-- start --

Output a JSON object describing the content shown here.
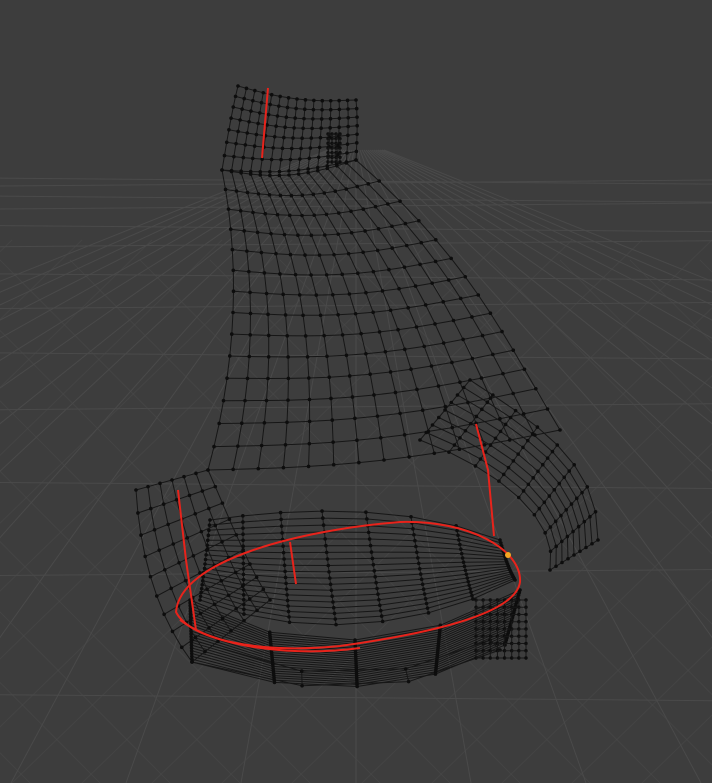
{
  "viewport": {
    "kind": "3D viewport - edit mode wireframe",
    "background_color": "#3d3d3d",
    "grid_color": "#4a4a4a",
    "wire_color": "#161616",
    "vertex_color": "#0d0d0d",
    "seam_color": "#e8231b",
    "active_vertex_color": "#f5a623",
    "grid_icon": "floor-grid",
    "show_grid": true
  }
}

-- end --

Directions for this task: Pictures stay out; repeat all the rest of the records exactly.

Response to this task:
Output a JSON object describing the content shown here.
{
  "viewport": {
    "kind": "3D viewport - edit mode wireframe",
    "background_color": "#3d3d3d",
    "grid_color": "#4a4a4a",
    "wire_color": "#161616",
    "vertex_color": "#0d0d0d",
    "seam_color": "#e8231b",
    "active_vertex_color": "#f5a623",
    "grid_icon": "floor-grid",
    "show_grid": true
  }
}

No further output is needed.